Task - Write out the listing below in full and exactly, leaving out every picture.
--- BEGIN ---
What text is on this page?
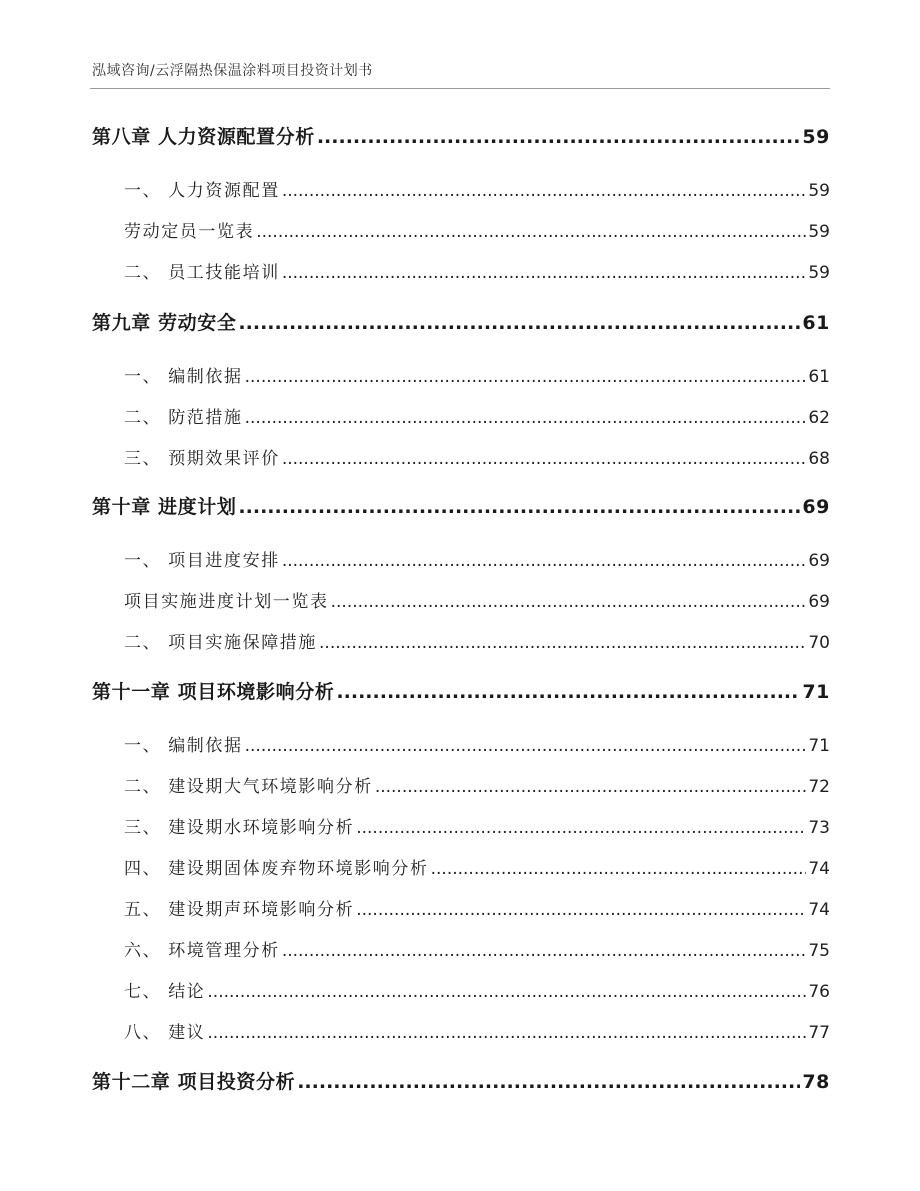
泓域咨询/云浮隔热保温涂料项目投资计划书
第八章 人力资源配置分析 .....	59
一、 人力资源配置 .....	59
劳动定员一览表 .....	59
二、 员工技能培训 .....	59
第九章 劳动安全 .....	61
一、 编制依据 .....	61
二、 防范措施 .....	62
三、 预期效果评价 .....	68
第十章 进度计划 .....	69
一、 项目进度安排 .....	69
项目实施进度计划一览表 .....	69
二、 项目实施保障措施 .....	70
第十一章 项目环境影响分析 .....	71
一、 编制依据 .....	71
二、 建设期大气环境影响分析 .....	72
三、 建设期水环境影响分析 .....	73
四、 建设期固体废弃物环境影响分析 .....	74
五、 建设期声环境影响分析 .....	74
六、 环境管理分析 .....	75
七、 结论 .....	76
八、 建议 .....	77
第十二章 项目投资分析 .....	78
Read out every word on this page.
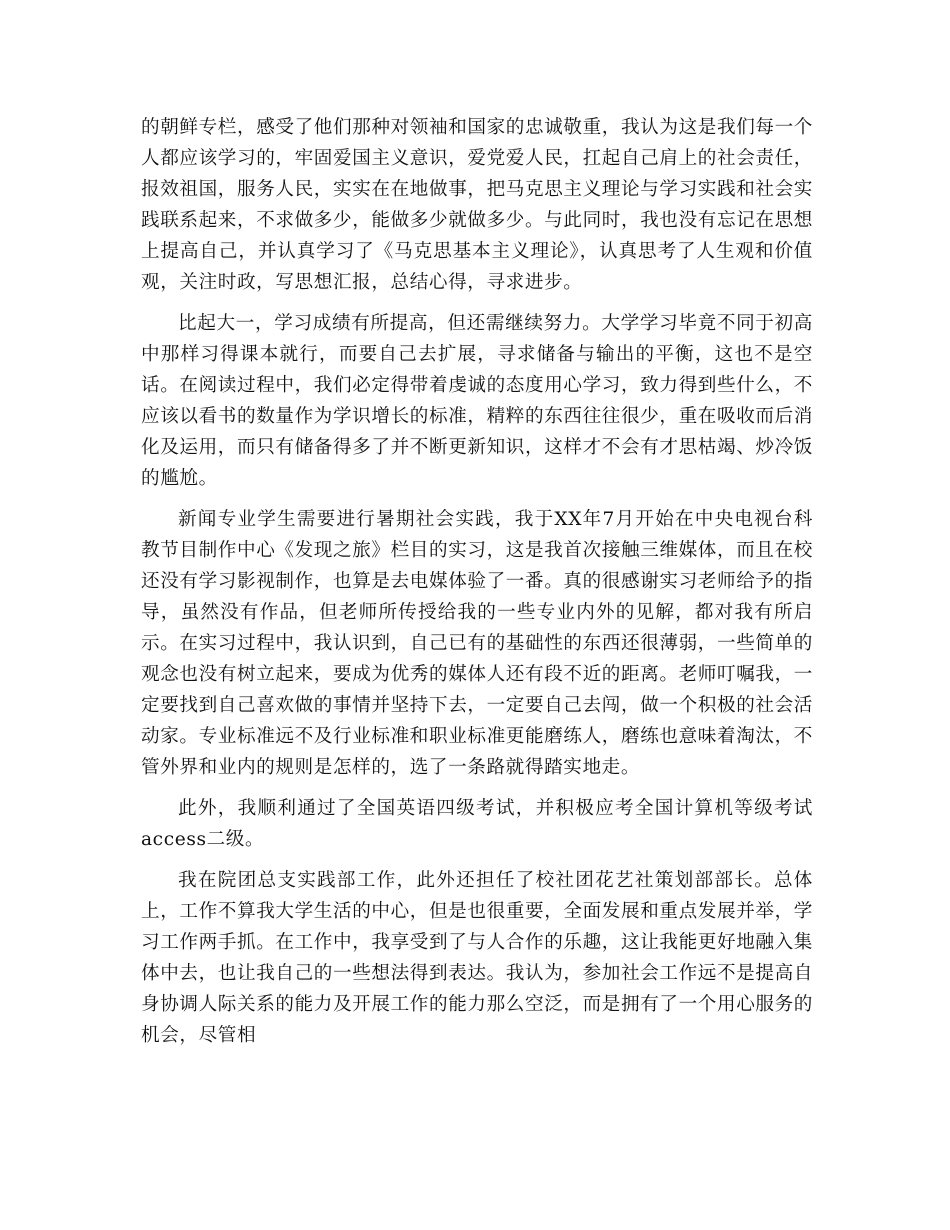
的朝鲜专栏，感受了他们那种对领袖和国家的忠诚敬重，我认为这是我们每一个人都应该学习的，牢固爱国主义意识，爱党爱人民，扛起自己肩上的社会责任，报效祖国，服务人民，实实在在地做事，把马克思主义理论与学习实践和社会实践联系起来，不求做多少，能做多少就做多少。与此同时，我也没有忘记在思想上提高自己，并认真学习了《马克思基本主义理论》，认真思考了人生观和价值观，关注时政，写思想汇报，总结心得，寻求进步。

比起大一，学习成绩有所提高，但还需继续努力。大学学习毕竟不同于初高中那样习得课本就行，而要自己去扩展，寻求储备与输出的平衡，这也不是空话。在阅读过程中，我们必定得带着虔诚的态度用心学习，致力得到些什么，不应该以看书的数量作为学识增长的标准，精粹的东西往往很少，重在吸收而后消化及运用，而只有储备得多了并不断更新知识，这样才不会有才思枯竭、炒冷饭的尴尬。

新闻专业学生需要进行暑期社会实践，我于XX年7月开始在中央电视台科教节目制作中心《发现之旅》栏目的实习，这是我首次接触三维媒体，而且在校还没有学习影视制作，也算是去电媒体验了一番。真的很感谢实习老师给予的指导，虽然没有作品，但老师所传授给我的一些专业内外的见解，都对我有所启示。在实习过程中，我认识到，自己已有的基础性的东西还很薄弱，一些简单的观念也没有树立起来，要成为优秀的媒体人还有段不近的距离。老师叮嘱我，一定要找到自己喜欢做的事情并坚持下去，一定要自己去闯，做一个积极的社会活动家。专业标准远不及行业标准和职业标准更能磨练人，磨练也意味着淘汰，不管外界和业内的规则是怎样的，选了一条路就得踏实地走。

此外，我顺利通过了全国英语四级考试，并积极应考全国计算机等级考试access二级。

我在院团总支实践部工作，此外还担任了校社团花艺社策划部部长。总体上，工作不算我大学生活的中心，但是也很重要，全面发展和重点发展并举，学习工作两手抓。在工作中，我享受到了与人合作的乐趣，这让我能更好地融入集体中去，也让我自己的一些想法得到表达。我认为，参加社会工作远不是提高自身协调人际关系的能力及开展工作的能力那么空泛，而是拥有了一个用心服务的机会，尽管相
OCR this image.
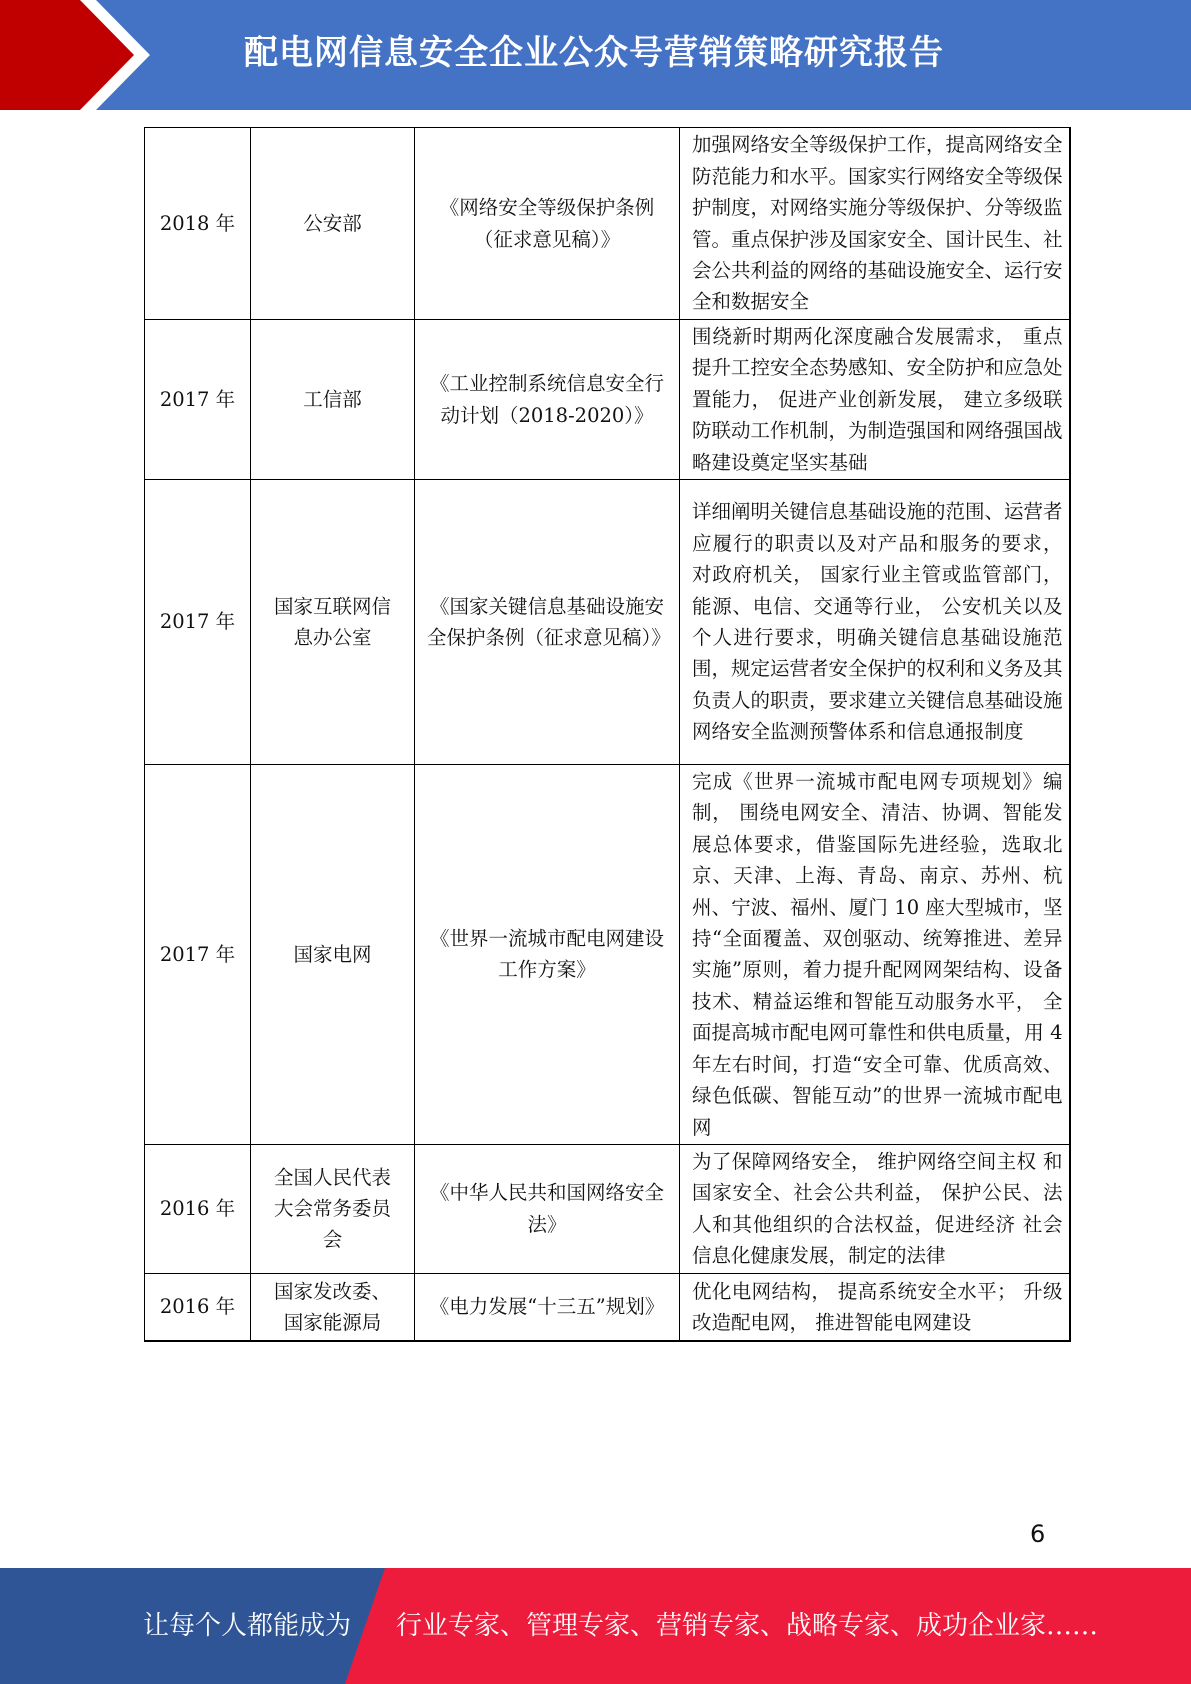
配电网信息安全企业公众号营销策略研究报告
2018 年	公安部	《网络安全等级保护条例（征求意见稿）》	加强网络安全等级保护工作，提高网络安全防范能力和水平。国家实行网络安全等级保护制度，对网络实施分等级保护、分等级监管。重点保护涉及国家安全、国计民生、社会公共利益的网络的基础设施安全、运行安全和数据安全
2017 年	工信部	《工业控制系统信息安全行动计划（2018-2020）》	围绕新时期两化深度融合发展需求， 重点提升工控安全态势感知、安全防护和应急处置能力， 促进产业创新发展， 建立多级联防联动工作机制，为制造强国和网络强国战略建设奠定坚实基础
2017 年	国家互联网信息办公室	《国家关键信息基础设施安全保护条例（征求意见稿）》	详细阐明关键信息基础设施的范围、运营者应履行的职责以及对产品和服务的要求， 对政府机关， 国家行业主管或监管部门，能源、电信、交通等行业， 公安机关以及个人进行要求，明确关键信息基础设施范围，规定运营者安全保护的权利和义务及其负责人的职责，要求建立关键信息基础设施网络安全监测预警体系和信息通报制度
2017 年	国家电网	《世界一流城市配电网建设工作方案》	完成《世界一流城市配电网专项规划》编制， 围绕电网安全、清洁、协调、智能发展总体要求，借鉴国际先进经验，选取北京、天津、上海、青岛、南京、苏州、杭州、宁波、福州、厦门 10 座大型城市，坚持“全面覆盖、双创驱动、统筹推进、差异实施”原则，着力提升配网网架结构、设备技术、精益运维和智能互动服务水平， 全面提高城市配电网可靠性和供电质量，用 4 年左右时间，打造“安全可靠、优质高效、绿色低碳、智能互动”的世界一流城市配电网
2016 年	全国人民代表大会常务委员会	《中华人民共和国网络安全法》	为了保障网络安全， 维护网络空间主权 和国家安全、社会公共利益， 保护公民、法人和其他组织的合法权益，促进经济 社会信息化健康发展，制定的法律
2016 年	国家发改委、国家能源局	《电力发展“十三五”规划》	优化电网结构， 提高系统安全水平； 升级改造配电网， 推进智能电网建设
6
让每个人都能成为 行业专家、管理专家、营销专家、战略专家、成功企业家……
--- END ---
Solution to this exercise -
What text is on this page?
泓域咨询/云浮隔热保温涂料项目投资计划书
第八章 人力资源配置分析 .....	59
一、 人力资源配置 .....	59
劳动定员一览表 .....	59
二、 员工技能培训 .....	59
第九章 劳动安全 .....	61
一、 编制依据 .....	61
二、 防范措施 .....	62
三、 预期效果评价 .....	68
第十章 进度计划 .....	69
一、 项目进度安排 .....	69
项目实施进度计划一览表 .....	69
二、 项目实施保障措施 .....	70
第十一章 项目环境影响分析 .....	71
一、 编制依据 .....	71
二、 建设期大气环境影响分析 .....	72
三、 建设期水环境影响分析 .....	73
四、 建设期固体废弃物环境影响分析 .....	74
五、 建设期声环境影响分析 .....	74
六、 环境管理分析 .....	75
七、 结论 .....	76
八、 建议 .....	77
第十二章 项目投资分析 .....	78
Read out every word on this page.
的朝鲜专栏，感受了他们那种对领袖和国家的忠诚敬重，我认为这是我们每一个人都应该学习的，牢固爱国主义意识，爱党爱人民，扛起自己肩上的社会责任，报效祖国，服务人民，实实在在地做事，把马克思主义理论与学习实践和社会实践联系起来，不求做多少，能做多少就做多少。与此同时，我也没有忘记在思想上提高自己，并认真学习了《马克思基本主义理论》，认真思考了人生观和价值观，关注时政，写思想汇报，总结心得，寻求进步。

比起大一，学习成绩有所提高，但还需继续努力。大学学习毕竟不同于初高中那样习得课本就行，而要自己去扩展，寻求储备与输出的平衡，这也不是空话。在阅读过程中，我们必定得带着虔诚的态度用心学习，致力得到些什么，不应该以看书的数量作为学识增长的标准，精粹的东西往往很少，重在吸收而后消化及运用，而只有储备得多了并不断更新知识，这样才不会有才思枯竭、炒冷饭的尴尬。

新闻专业学生需要进行暑期社会实践，我于XX年7月开始在中央电视台科教节目制作中心《发现之旅》栏目的实习，这是我首次接触三维媒体，而且在校还没有学习影视制作，也算是去电媒体验了一番。真的很感谢实习老师给予的指导，虽然没有作品，但老师所传授给我的一些专业内外的见解，都对我有所启示。在实习过程中，我认识到，自己已有的基础性的东西还很薄弱，一些简单的观念也没有树立起来，要成为优秀的媒体人还有段不近的距离。老师叮嘱我，一定要找到自己喜欢做的事情并坚持下去，一定要自己去闯，做一个积极的社会活动家。专业标准远不及行业标准和职业标准更能磨练人，磨练也意味着淘汰，不管外界和业内的规则是怎样的，选了一条路就得踏实地走。

此外，我顺利通过了全国英语四级考试，并积极应考全国计算机等级考试access二级。

我在院团总支实践部工作，此外还担任了校社团花艺社策划部部长。总体上，工作不算我大学生活的中心，但是也很重要，全面发展和重点发展并举，学习工作两手抓。在工作中，我享受到了与人合作的乐趣，这让我能更好地融入集体中去，也让我自己的一些想法得到表达。我认为，参加社会工作远不是提高自身协调人际关系的能力及开展工作的能力那么空泛，而是拥有了一个用心服务的机会，尽管相
OCR this image.
配电网信息安全企业公众号营销策略研究报告
2018 年	公安部	《网络安全等级保护条例（征求意见稿）》	加强网络安全等级保护工作，提高网络安全防范能力和水平。国家实行网络安全等级保护制度，对网络实施分等级保护、分等级监管。重点保护涉及国家安全、国计民生、社会公共利益的网络的基础设施安全、运行安全和数据安全
2017 年	工信部	《工业控制系统信息安全行动计划（2018-2020）》	围绕新时期两化深度融合发展需求， 重点提升工控安全态势感知、安全防护和应急处置能力， 促进产业创新发展， 建立多级联防联动工作机制，为制造强国和网络强国战略建设奠定坚实基础
2017 年	国家互联网信息办公室	《国家关键信息基础设施安全保护条例（征求意见稿）》	详细阐明关键信息基础设施的范围、运营者应履行的职责以及对产品和服务的要求， 对政府机关， 国家行业主管或监管部门，能源、电信、交通等行业， 公安机关以及个人进行要求，明确关键信息基础设施范围，规定运营者安全保护的权利和义务及其负责人的职责，要求建立关键信息基础设施网络安全监测预警体系和信息通报制度
2017 年	国家电网	《世界一流城市配电网建设工作方案》	完成《世界一流城市配电网专项规划》编制， 围绕电网安全、清洁、协调、智能发展总体要求，借鉴国际先进经验，选取北京、天津、上海、青岛、南京、苏州、杭州、宁波、福州、厦门 10 座大型城市，坚持“全面覆盖、双创驱动、统筹推进、差异实施”原则，着力提升配网网架结构、设备技术、精益运维和智能互动服务水平， 全面提高城市配电网可靠性和供电质量，用 4 年左右时间，打造“安全可靠、优质高效、绿色低碳、智能互动”的世界一流城市配电网
2016 年	全国人民代表大会常务委员会	《中华人民共和国网络安全法》	为了保障网络安全， 维护网络空间主权 和国家安全、社会公共利益， 保护公民、法人和其他组织的合法权益，促进经济 社会信息化健康发展，制定的法律
2016 年	国家发改委、国家能源局	《电力发展“十三五”规划》	优化电网结构， 提高系统安全水平； 升级改造配电网， 推进智能电网建设
6
让每个人都能成为 行业专家、管理专家、营销专家、战略专家、成功企业家……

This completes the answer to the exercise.